• _Goal_
Copy each line below that includes "натягу".

• _Given records_
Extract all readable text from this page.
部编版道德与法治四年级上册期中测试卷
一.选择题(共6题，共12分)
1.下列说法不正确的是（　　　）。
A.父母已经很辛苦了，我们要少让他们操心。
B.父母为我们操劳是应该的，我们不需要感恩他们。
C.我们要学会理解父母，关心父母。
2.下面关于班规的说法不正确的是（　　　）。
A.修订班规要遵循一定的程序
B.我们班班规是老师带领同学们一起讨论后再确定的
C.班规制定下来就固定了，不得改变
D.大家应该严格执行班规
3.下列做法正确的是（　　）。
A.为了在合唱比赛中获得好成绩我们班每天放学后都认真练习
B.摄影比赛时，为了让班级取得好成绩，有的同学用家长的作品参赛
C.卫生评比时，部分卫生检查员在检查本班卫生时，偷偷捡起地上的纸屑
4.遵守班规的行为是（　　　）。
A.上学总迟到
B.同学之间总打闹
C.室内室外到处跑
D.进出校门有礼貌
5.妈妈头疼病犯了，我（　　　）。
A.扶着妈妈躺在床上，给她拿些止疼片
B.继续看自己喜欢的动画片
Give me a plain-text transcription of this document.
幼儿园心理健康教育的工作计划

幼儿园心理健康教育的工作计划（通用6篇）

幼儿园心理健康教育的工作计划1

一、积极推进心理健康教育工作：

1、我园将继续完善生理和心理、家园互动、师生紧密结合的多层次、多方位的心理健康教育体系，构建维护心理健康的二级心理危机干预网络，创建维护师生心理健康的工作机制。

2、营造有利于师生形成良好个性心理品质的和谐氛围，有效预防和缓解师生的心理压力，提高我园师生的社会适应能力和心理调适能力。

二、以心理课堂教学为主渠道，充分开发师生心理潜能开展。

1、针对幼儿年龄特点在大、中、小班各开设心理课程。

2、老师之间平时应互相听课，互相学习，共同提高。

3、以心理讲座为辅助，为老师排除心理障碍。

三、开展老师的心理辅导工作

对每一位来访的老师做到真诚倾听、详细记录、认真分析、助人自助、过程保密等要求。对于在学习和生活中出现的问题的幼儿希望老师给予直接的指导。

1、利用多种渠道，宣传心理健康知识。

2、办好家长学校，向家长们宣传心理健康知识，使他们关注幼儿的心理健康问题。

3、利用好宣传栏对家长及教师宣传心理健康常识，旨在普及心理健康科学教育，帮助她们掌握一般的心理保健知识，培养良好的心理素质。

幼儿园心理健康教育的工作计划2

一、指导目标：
* * *
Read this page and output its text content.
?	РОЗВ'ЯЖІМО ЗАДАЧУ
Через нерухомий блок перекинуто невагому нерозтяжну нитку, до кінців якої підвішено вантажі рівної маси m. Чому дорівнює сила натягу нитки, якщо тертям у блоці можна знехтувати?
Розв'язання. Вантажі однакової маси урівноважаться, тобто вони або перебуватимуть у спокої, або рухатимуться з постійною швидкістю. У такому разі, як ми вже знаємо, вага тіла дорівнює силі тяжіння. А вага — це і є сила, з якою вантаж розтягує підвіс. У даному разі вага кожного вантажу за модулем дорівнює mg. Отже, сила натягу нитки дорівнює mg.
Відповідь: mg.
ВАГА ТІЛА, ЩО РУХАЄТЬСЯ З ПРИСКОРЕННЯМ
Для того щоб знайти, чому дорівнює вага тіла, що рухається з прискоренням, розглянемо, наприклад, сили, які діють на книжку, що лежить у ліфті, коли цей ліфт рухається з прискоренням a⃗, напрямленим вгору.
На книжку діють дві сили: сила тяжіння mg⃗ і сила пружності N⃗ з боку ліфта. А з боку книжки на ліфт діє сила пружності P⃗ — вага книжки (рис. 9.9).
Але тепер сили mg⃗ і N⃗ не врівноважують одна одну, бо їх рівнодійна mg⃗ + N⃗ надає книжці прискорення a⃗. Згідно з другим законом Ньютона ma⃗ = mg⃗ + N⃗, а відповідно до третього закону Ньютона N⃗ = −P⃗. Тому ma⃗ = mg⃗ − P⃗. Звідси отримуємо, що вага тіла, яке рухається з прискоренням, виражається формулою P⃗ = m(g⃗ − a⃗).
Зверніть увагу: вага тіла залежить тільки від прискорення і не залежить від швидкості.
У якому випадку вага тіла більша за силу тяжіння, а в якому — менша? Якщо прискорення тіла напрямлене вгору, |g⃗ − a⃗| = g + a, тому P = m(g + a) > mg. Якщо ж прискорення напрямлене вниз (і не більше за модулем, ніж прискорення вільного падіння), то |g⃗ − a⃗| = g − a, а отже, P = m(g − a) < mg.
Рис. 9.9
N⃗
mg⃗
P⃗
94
---
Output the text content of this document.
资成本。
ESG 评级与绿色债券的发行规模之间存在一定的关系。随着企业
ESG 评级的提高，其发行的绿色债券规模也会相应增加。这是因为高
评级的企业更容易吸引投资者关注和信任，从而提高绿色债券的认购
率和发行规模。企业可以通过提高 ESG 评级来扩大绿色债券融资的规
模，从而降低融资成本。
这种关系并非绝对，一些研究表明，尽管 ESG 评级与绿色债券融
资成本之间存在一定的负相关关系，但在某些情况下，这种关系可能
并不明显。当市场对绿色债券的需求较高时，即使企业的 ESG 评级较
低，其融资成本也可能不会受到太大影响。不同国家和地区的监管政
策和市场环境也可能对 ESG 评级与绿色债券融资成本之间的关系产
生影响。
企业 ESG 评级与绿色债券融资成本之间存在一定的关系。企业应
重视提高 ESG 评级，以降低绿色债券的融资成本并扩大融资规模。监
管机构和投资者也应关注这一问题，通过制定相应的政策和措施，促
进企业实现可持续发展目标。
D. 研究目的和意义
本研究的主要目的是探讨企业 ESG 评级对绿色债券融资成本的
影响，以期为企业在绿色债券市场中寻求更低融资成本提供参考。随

• _Problem solution_
Через нерухомий блок перекинуто невагому нерозтяжну нитку, до кінців якої підвішено вантажі рівної маси m. Чому дорівнює сила натягу нитки, якщо тертям у блоці можна знехтувати?
Розв'язання. Вантажі однакової маси урівноважаться, тобто вони або перебуватимуть у спокої, або рухатимуться з постійною швидкістю. У такому разі, як ми вже знаємо, вага тіла дорівнює силі тяжіння. А вага — це і є сила, з якою вантаж розтягує підвіс. У даному разі вага кожного вантажу за модулем дорівнює mg. Отже, сила натягу нитки дорівнює mg.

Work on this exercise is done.